What is asked -
Type out the material below exactly.

Data section -
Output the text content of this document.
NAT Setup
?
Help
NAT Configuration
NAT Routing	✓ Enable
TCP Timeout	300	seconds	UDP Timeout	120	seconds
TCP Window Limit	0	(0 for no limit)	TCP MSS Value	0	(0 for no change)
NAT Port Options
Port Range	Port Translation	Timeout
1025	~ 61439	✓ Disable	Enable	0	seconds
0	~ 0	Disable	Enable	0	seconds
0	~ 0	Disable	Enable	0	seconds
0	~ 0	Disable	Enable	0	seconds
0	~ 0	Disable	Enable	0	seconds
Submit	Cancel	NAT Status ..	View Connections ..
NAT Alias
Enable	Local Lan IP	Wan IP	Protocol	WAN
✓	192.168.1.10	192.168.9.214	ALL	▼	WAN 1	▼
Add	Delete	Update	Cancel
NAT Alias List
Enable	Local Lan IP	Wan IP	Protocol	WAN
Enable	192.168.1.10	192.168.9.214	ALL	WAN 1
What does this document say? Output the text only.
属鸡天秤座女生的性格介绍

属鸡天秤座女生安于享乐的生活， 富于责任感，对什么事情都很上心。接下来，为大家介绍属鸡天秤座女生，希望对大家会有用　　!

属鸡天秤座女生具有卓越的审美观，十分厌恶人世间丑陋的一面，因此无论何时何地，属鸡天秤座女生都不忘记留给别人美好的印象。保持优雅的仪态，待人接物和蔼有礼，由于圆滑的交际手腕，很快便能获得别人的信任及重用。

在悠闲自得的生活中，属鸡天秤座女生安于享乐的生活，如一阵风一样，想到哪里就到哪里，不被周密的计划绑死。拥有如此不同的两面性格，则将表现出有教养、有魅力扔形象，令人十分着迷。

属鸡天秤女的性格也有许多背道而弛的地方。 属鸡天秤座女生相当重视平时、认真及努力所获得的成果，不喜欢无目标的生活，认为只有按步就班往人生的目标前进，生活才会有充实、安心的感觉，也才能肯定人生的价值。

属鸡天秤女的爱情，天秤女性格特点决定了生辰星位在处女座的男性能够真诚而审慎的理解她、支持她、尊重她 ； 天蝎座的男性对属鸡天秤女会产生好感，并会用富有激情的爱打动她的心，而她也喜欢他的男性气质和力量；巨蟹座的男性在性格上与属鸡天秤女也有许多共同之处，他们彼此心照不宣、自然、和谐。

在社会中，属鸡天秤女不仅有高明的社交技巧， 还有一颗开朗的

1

Result -
Output the text content of this document.
NAT Setup
?
Help
NAT Configuration
NAT Routing	✓ Enable
TCP Timeout	300	seconds	UDP Timeout	120	seconds
TCP Window Limit	0	(0 for no limit)	TCP MSS Value	0	(0 for no change)
NAT Port Options
Port Range	Port Translation	Timeout
1025	~ 61439	✓ Disable	Enable	0	seconds
0	~ 0	Disable	Enable	0	seconds
0	~ 0	Disable	Enable	0	seconds
0	~ 0	Disable	Enable	0	seconds
0	~ 0	Disable	Enable	0	seconds
Submit	Cancel	NAT Status ..	View Connections ..
NAT Alias
Enable	Local Lan IP	Wan IP	Protocol	WAN
✓	192.168.1.10	192.168.9.214	ALL	▼	WAN 1	▼
Add	Delete	Update	Cancel
NAT Alias List
Enable	Local Lan IP	Wan IP	Protocol	WAN
Enable	192.168.1.10	192.168.9.214	ALL	WAN 1
What does this document say? Output the text only.
属鸡天秤座女生的性格介绍

属鸡天秤座女生安于享乐的生活， 富于责任感，对什么事情都很上心。接下来，为大家介绍属鸡天秤座女生，希望对大家会有用　　!

属鸡天秤座女生具有卓越的审美观，十分厌恶人世间丑陋的一面，因此无论何时何地，属鸡天秤座女生都不忘记留给别人美好的印象。保持优雅的仪态，待人接物和蔼有礼，由于圆滑的交际手腕，很快便能获得别人的信任及重用。

在悠闲自得的生活中，属鸡天秤座女生安于享乐的生活，如一阵风一样，想到哪里就到哪里，不被周密的计划绑死。拥有如此不同的两面性格，则将表现出有教养、有魅力扔形象，令人十分着迷。

属鸡天秤女的性格也有许多背道而弛的地方。 属鸡天秤座女生相当重视平时、认真及努力所获得的成果，不喜欢无目标的生活，认为只有按步就班往人生的目标前进，生活才会有充实、安心的感觉，也才能肯定人生的价值。

属鸡天秤女的爱情，天秤女性格特点决定了生辰星位在处女座的男性能够真诚而审慎的理解她、支持她、尊重她 ； 天蝎座的男性对属鸡天秤女会产生好感，并会用富有激情的爱打动她的心，而她也喜欢他的男性气质和力量；巨蟹座的男性在性格上与属鸡天秤女也有许多共同之处，他们彼此心照不宣、自然、和谐。

在社会中，属鸡天秤女不仅有高明的社交技巧， 还有一颗开朗的

1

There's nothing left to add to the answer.